● **Stated exercise**
Can you reproduce every line of the records below word for word, leaving out the pictures?

┄┄┄┄┄┄┄┄┄┄

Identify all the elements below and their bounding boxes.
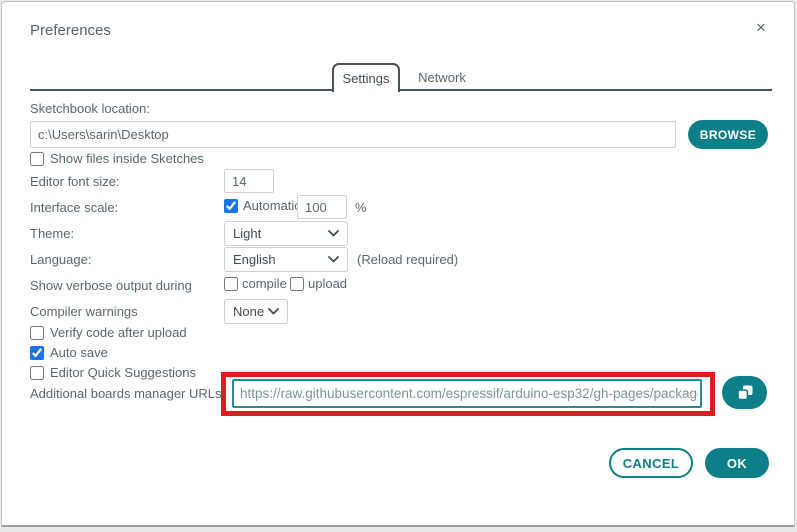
tab-separator-line	[30, 89, 772, 91]
language-select[interactable]: English	[224, 247, 348, 272]
editor-font-size-label: Editor font size:	[30, 174, 120, 189]
theme-select-value: Light	[233, 226, 262, 241]
show-files-label: Show files inside Sketches	[50, 151, 204, 166]
browse-button[interactable]: BROWSE	[688, 120, 768, 149]
interface-scale-label: Interface scale:	[30, 200, 119, 215]
verbose-upload-row: upload	[290, 276, 347, 291]
interface-scale-auto-label: Automatic	[243, 198, 301, 213]
tab-settings[interactable]: Settings	[332, 63, 400, 92]
verbose-compile-row: compile	[224, 276, 287, 291]
chevron-down-icon	[328, 256, 339, 263]
verbose-upload-checkbox[interactable]	[290, 276, 304, 291]
preferences-dialog: Preferences × Settings Network Sketchboo…	[1, 1, 795, 527]
show-files-row: Show files inside Sketches	[30, 151, 204, 166]
auto-save-checkbox[interactable]	[30, 345, 44, 360]
tab-network-label: Network	[418, 69, 466, 85]
verbose-compile-checkbox[interactable]	[224, 276, 238, 291]
verify-code-label: Verify code after upload	[50, 325, 187, 340]
compiler-warnings-label: Compiler warnings	[30, 304, 138, 319]
editor-font-size-input[interactable]	[224, 169, 274, 193]
theme-select[interactable]: Light	[224, 221, 348, 246]
chevron-down-icon	[268, 308, 279, 315]
interface-scale-input[interactable]	[297, 195, 347, 219]
verify-code-row: Verify code after upload	[30, 325, 187, 340]
verify-code-checkbox[interactable]	[30, 325, 44, 340]
boards-manager-urls-input[interactable]	[232, 379, 702, 408]
overlapping-windows-icon	[735, 384, 755, 401]
ok-button[interactable]: OK	[705, 448, 769, 478]
theme-label: Theme:	[30, 226, 75, 241]
auto-save-label: Auto save	[50, 345, 108, 360]
quick-suggestions-label: Editor Quick Suggestions	[50, 365, 196, 380]
interface-scale-auto-checkbox[interactable]	[224, 198, 238, 213]
tab-network[interactable]: Network	[407, 65, 477, 89]
tab-settings-label: Settings	[342, 71, 390, 86]
sketchbook-location-input[interactable]	[30, 121, 676, 148]
verbose-upload-label: upload	[308, 276, 348, 291]
quick-suggestions-row: Editor Quick Suggestions	[30, 365, 196, 380]
boards-manager-urls-label: Additional boards manager URLs:	[30, 386, 226, 401]
interface-scale-unit: %	[355, 200, 367, 215]
verbose-compile-label: compile	[242, 276, 287, 291]
compiler-warnings-select[interactable]: None	[224, 299, 288, 324]
verbose-output-label: Show verbose output during	[30, 278, 192, 293]
compiler-warnings-value: None	[233, 304, 265, 319]
auto-save-row: Auto save	[30, 345, 108, 360]
dialog-title: Preferences	[30, 22, 111, 39]
chevron-down-icon	[328, 230, 339, 237]
interface-scale-row: Automatic	[224, 198, 301, 213]
language-label: Language:	[30, 252, 92, 267]
show-files-checkbox[interactable]	[30, 151, 44, 166]
cancel-button[interactable]: CANCEL	[609, 448, 693, 478]
close-icon[interactable]: ×	[750, 17, 772, 39]
sketchbook-location-label: Sketchbook location:	[30, 101, 150, 116]
boards-urls-list-button[interactable]	[722, 376, 767, 409]
language-reload-note: (Reload required)	[357, 252, 459, 267]
language-select-value: English	[233, 252, 276, 267]
quick-suggestions-checkbox[interactable]	[30, 365, 44, 380]
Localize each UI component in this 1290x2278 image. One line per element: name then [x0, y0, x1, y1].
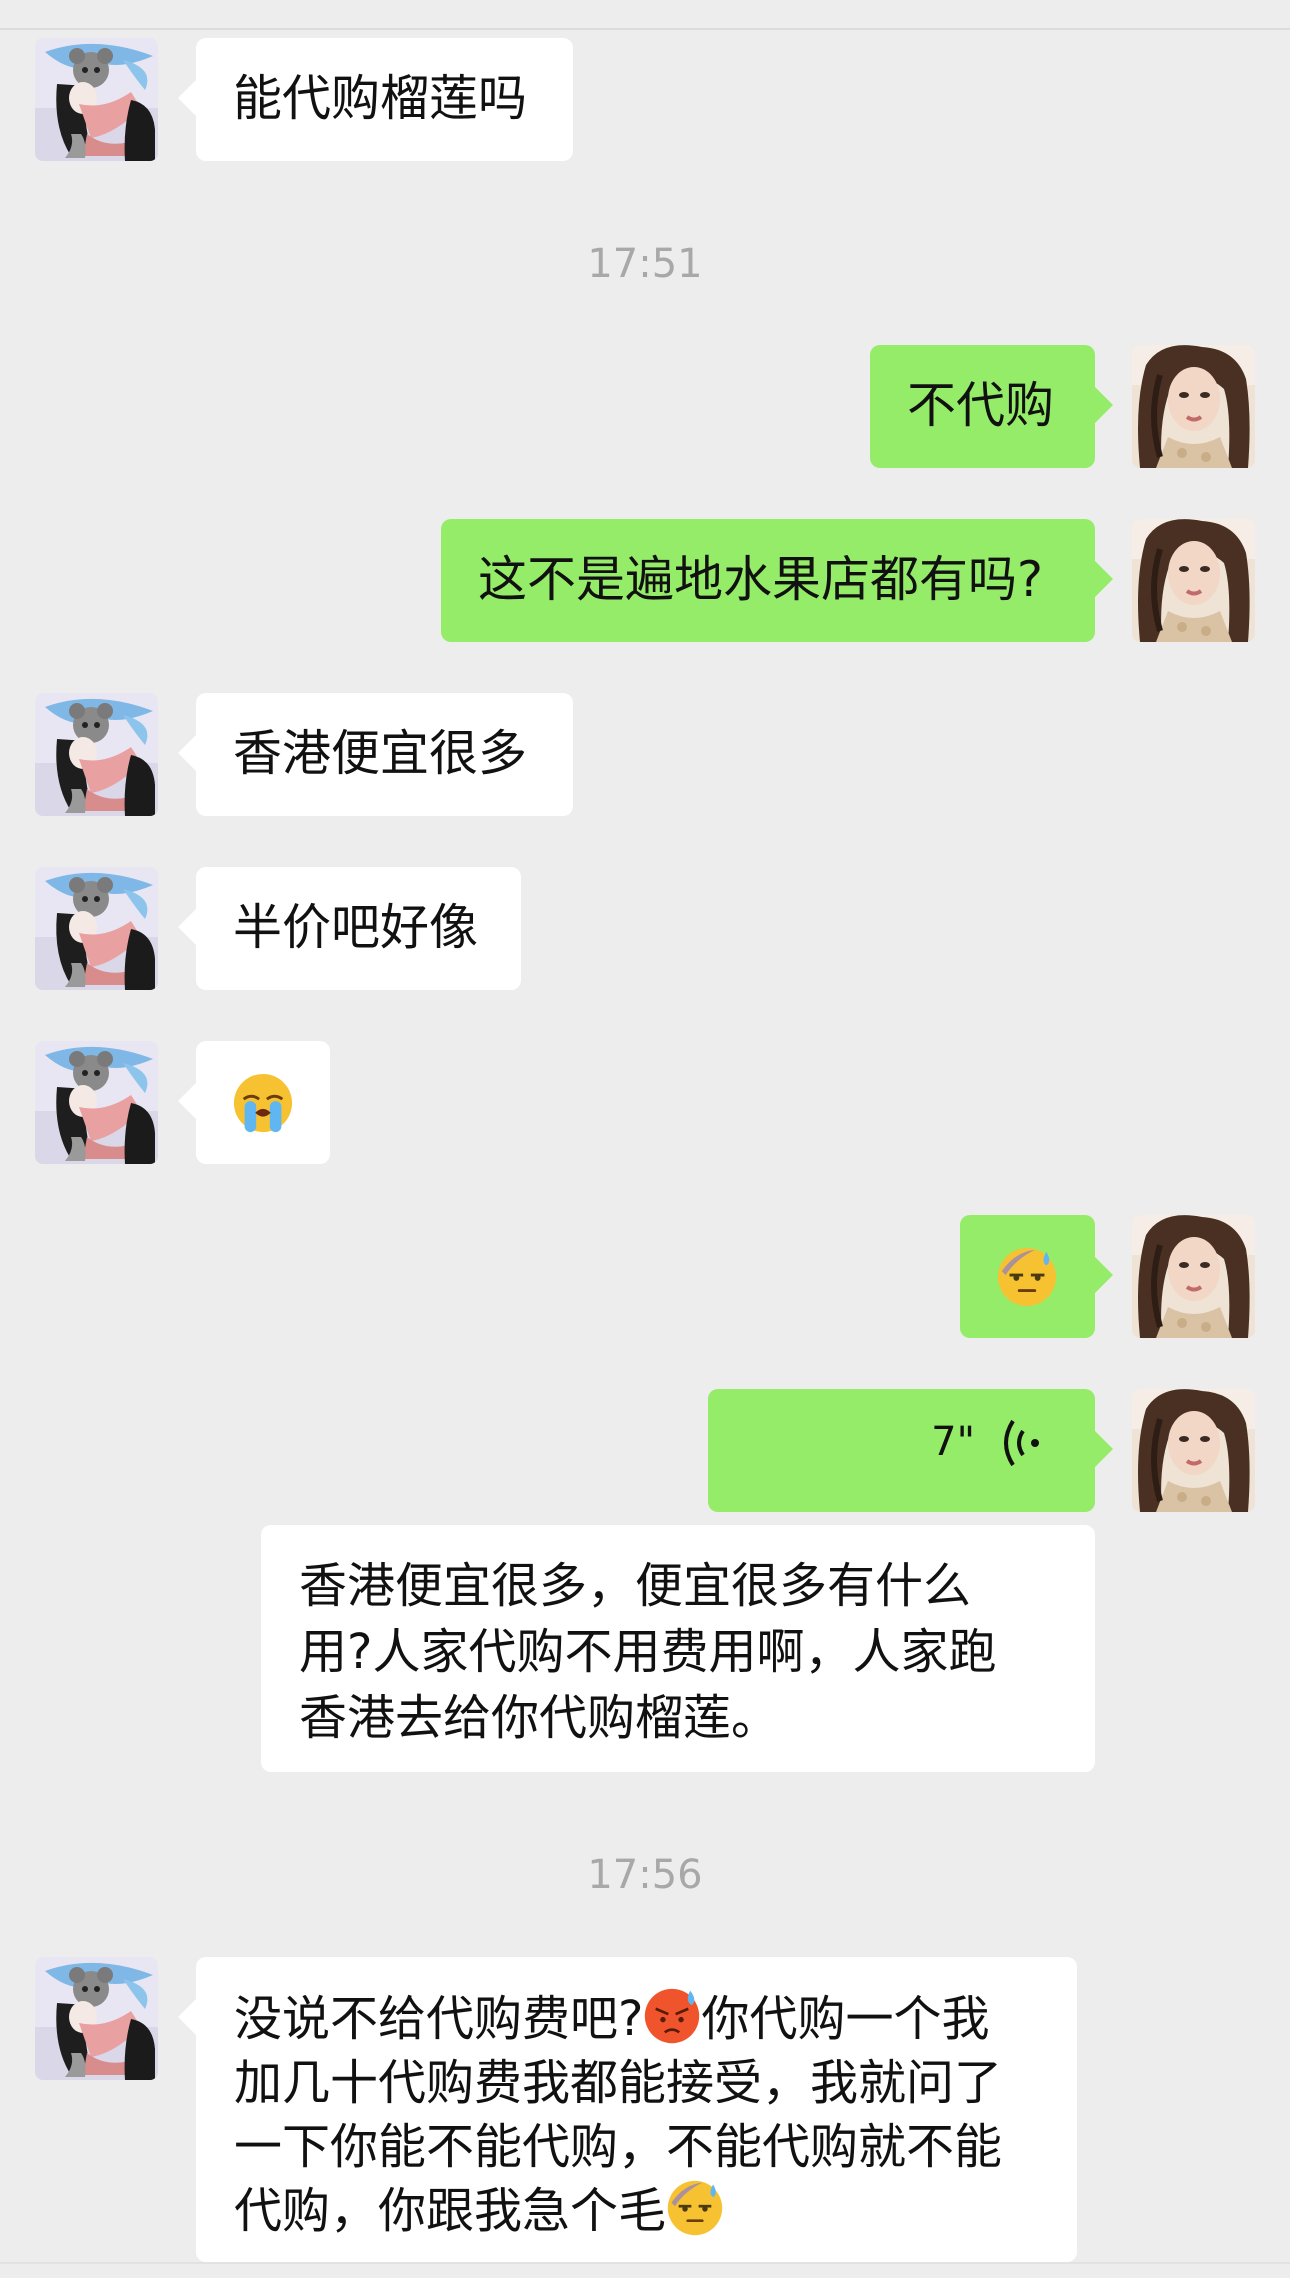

┄┄┄┄┄┄┄┄┄┄

● **Final result**
Identify all the elements below and their bounding boxes.
tab-separator-line	[30, 89, 772, 91]
language-select[interactable]: English	[224, 247, 348, 272]
editor-font-size-label: Editor font size:	[30, 174, 120, 189]
theme-select-value: Light	[233, 226, 262, 241]
show-files-label: Show files inside Sketches	[50, 151, 204, 166]
browse-button[interactable]: BROWSE	[688, 120, 768, 149]
interface-scale-label: Interface scale:	[30, 200, 119, 215]
verbose-upload-row: upload	[290, 276, 347, 291]
interface-scale-auto-label: Automatic	[243, 198, 301, 213]
tab-settings[interactable]: Settings	[332, 63, 400, 92]
verbose-compile-row: compile	[224, 276, 287, 291]
chevron-down-icon	[328, 256, 339, 263]
verbose-upload-checkbox[interactable]	[290, 276, 304, 291]
preferences-dialog: Preferences × Settings Network Sketchboo…	[1, 1, 795, 527]
show-files-row: Show files inside Sketches	[30, 151, 204, 166]
auto-save-checkbox[interactable]	[30, 345, 44, 360]
tab-network-label: Network	[418, 69, 466, 85]
verbose-compile-checkbox[interactable]	[224, 276, 238, 291]
verify-code-label: Verify code after upload	[50, 325, 187, 340]
compiler-warnings-label: Compiler warnings	[30, 304, 138, 319]
editor-font-size-input[interactable]	[224, 169, 274, 193]
theme-select[interactable]: Light	[224, 221, 348, 246]
chevron-down-icon	[268, 308, 279, 315]
interface-scale-input[interactable]	[297, 195, 347, 219]
verify-code-row: Verify code after upload	[30, 325, 187, 340]
verify-code-checkbox[interactable]	[30, 325, 44, 340]
boards-manager-urls-input[interactable]	[232, 379, 702, 408]
overlapping-windows-icon	[735, 384, 755, 401]
ok-button[interactable]: OK	[705, 448, 769, 478]
theme-label: Theme:	[30, 226, 75, 241]
auto-save-label: Auto save	[50, 345, 108, 360]
quick-suggestions-label: Editor Quick Suggestions	[50, 365, 196, 380]
interface-scale-auto-checkbox[interactable]	[224, 198, 238, 213]
tab-network[interactable]: Network	[407, 65, 477, 89]
tab-settings-label: Settings	[342, 71, 390, 86]
sketchbook-location-input[interactable]	[30, 121, 676, 148]
verbose-upload-label: upload	[308, 276, 348, 291]
quick-suggestions-row: Editor Quick Suggestions	[30, 365, 196, 380]
boards-manager-urls-label: Additional boards manager URLs:	[30, 386, 226, 401]
interface-scale-unit: %	[355, 200, 367, 215]
verbose-compile-label: compile	[242, 276, 287, 291]
compiler-warnings-select[interactable]: None	[224, 299, 288, 324]
verbose-output-label: Show verbose output during	[30, 278, 192, 293]
compiler-warnings-value: None	[233, 304, 265, 319]
auto-save-row: Auto save	[30, 345, 108, 360]
dialog-title: Preferences	[30, 22, 111, 39]
chevron-down-icon	[328, 230, 339, 237]
interface-scale-row: Automatic	[224, 198, 301, 213]
language-label: Language:	[30, 252, 92, 267]
show-files-checkbox[interactable]	[30, 151, 44, 166]
cancel-button[interactable]: CANCEL	[609, 448, 693, 478]
close-icon[interactable]: ×	[750, 17, 772, 39]
sketchbook-location-label: Sketchbook location:	[30, 101, 150, 116]
boards-urls-list-button[interactable]	[722, 376, 767, 409]
language-reload-note: (Reload required)	[357, 252, 459, 267]
language-select-value: English	[233, 252, 276, 267]
quick-suggestions-checkbox[interactable]	[30, 365, 44, 380]
Localize each UI component in this 1290x2278 image. One line per element: name then [x0, y0, x1, y1].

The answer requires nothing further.